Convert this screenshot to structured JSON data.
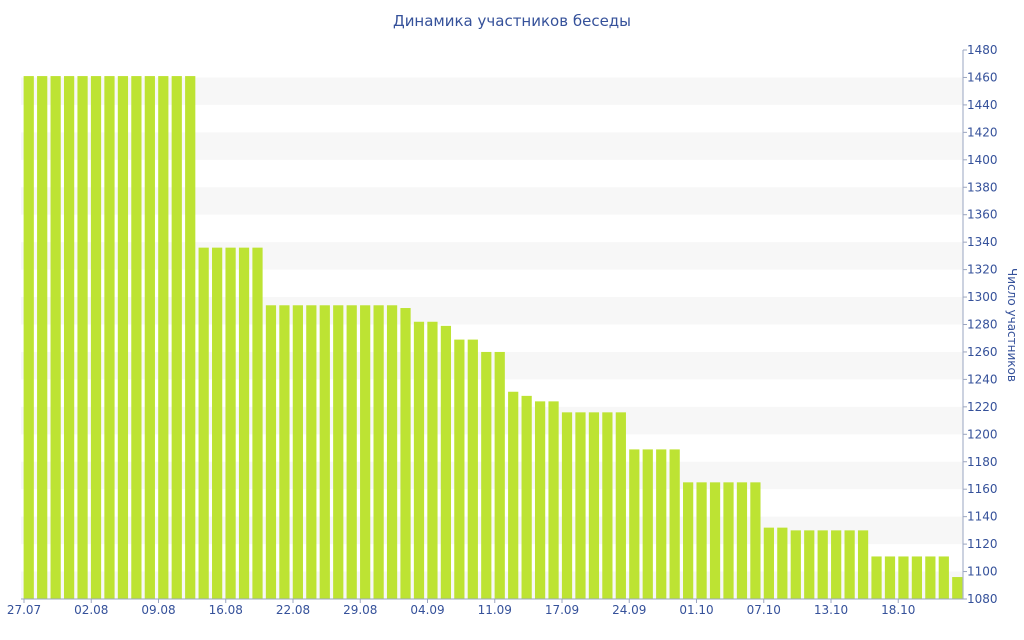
{
  "chart_data": {
    "type": "bar",
    "title": "Динамика участников беседы",
    "xlabel": "",
    "ylabel": "Число участников",
    "ylim": [
      1080,
      1480
    ],
    "y_ticks": [
      1080,
      1100,
      1120,
      1140,
      1160,
      1180,
      1200,
      1220,
      1240,
      1260,
      1280,
      1300,
      1320,
      1340,
      1360,
      1380,
      1400,
      1420,
      1440,
      1460,
      1480
    ],
    "x_tick_labels": [
      "27.07",
      "02.08",
      "09.08",
      "16.08",
      "22.08",
      "29.08",
      "04.09",
      "11.09",
      "17.09",
      "24.09",
      "01.10",
      "07.10",
      "13.10",
      "18.10"
    ],
    "y_axis_position": "right",
    "grid": "alternating horizontal bands",
    "bar_color": "#bde333",
    "values": [
      1461,
      1461,
      1461,
      1461,
      1461,
      1461,
      1461,
      1461,
      1461,
      1461,
      1461,
      1461,
      1461,
      1336,
      1336,
      1336,
      1336,
      1336,
      1294,
      1294,
      1294,
      1294,
      1294,
      1294,
      1294,
      1294,
      1294,
      1294,
      1292,
      1282,
      1282,
      1279,
      1269,
      1269,
      1260,
      1260,
      1231,
      1228,
      1224,
      1224,
      1216,
      1216,
      1216,
      1216,
      1216,
      1189,
      1189,
      1189,
      1189,
      1165,
      1165,
      1165,
      1165,
      1165,
      1165,
      1132,
      1132,
      1130,
      1130,
      1130,
      1130,
      1130,
      1130,
      1111,
      1111,
      1111,
      1111,
      1111,
      1111,
      1096
    ]
  }
}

++++++++++++++++++++

WHAT THE EXERCISE ASKS:
Search the data for the string "участников" and copy each line where it appears.

REPLY:
    "title": "Динамика участников беседы",
    "ylabel": "Число участников",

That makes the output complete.